(Stored entries)

+--

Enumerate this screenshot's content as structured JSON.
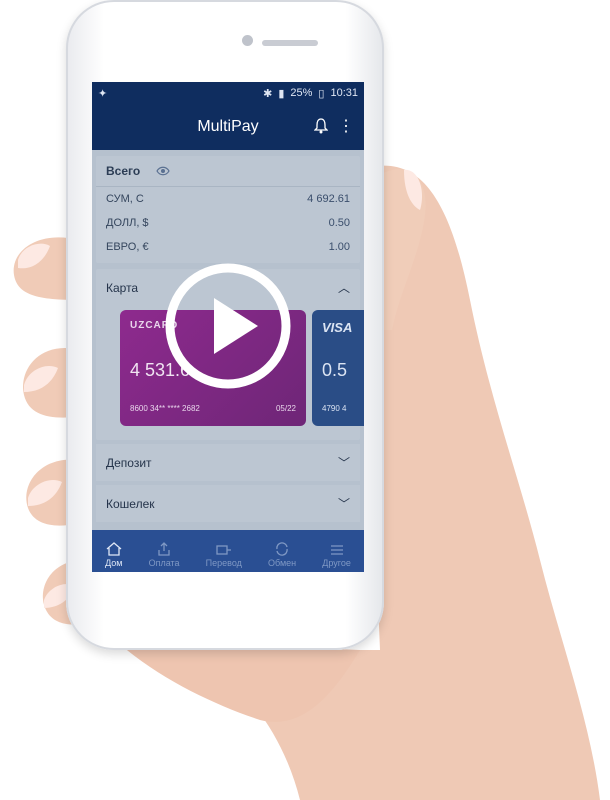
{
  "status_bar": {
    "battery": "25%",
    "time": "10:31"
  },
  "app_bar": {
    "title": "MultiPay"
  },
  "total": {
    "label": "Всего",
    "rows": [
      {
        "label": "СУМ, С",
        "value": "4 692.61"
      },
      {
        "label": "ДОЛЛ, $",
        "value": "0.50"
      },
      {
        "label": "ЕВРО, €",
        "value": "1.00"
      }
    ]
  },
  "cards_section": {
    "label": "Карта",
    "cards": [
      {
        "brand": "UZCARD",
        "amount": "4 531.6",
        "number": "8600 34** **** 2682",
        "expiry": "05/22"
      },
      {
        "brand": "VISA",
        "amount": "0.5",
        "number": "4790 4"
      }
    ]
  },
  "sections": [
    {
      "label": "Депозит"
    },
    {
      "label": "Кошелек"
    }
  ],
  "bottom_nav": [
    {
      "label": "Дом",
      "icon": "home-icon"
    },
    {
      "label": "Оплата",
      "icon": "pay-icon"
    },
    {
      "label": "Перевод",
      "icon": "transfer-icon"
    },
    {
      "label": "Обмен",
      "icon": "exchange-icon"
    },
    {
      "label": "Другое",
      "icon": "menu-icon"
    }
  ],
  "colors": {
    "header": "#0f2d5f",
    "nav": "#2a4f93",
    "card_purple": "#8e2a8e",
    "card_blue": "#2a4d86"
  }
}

+--

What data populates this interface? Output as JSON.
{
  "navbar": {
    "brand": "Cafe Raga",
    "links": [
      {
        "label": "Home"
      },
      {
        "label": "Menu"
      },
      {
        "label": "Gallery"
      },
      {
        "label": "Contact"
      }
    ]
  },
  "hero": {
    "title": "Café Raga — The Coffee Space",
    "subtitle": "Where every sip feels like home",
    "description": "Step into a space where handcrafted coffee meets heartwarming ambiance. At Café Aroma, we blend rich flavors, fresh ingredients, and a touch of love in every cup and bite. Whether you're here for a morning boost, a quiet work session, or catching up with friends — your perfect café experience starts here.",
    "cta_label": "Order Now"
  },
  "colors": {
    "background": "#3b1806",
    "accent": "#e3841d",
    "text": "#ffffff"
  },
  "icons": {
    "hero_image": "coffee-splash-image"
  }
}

+--

**REQUIREMENTS**
Take every line from the data that contains the word "JSON".

**REPLY**
Enumerate this screenshot's content as structured JSON.
What data populates this interface? Output as JSON.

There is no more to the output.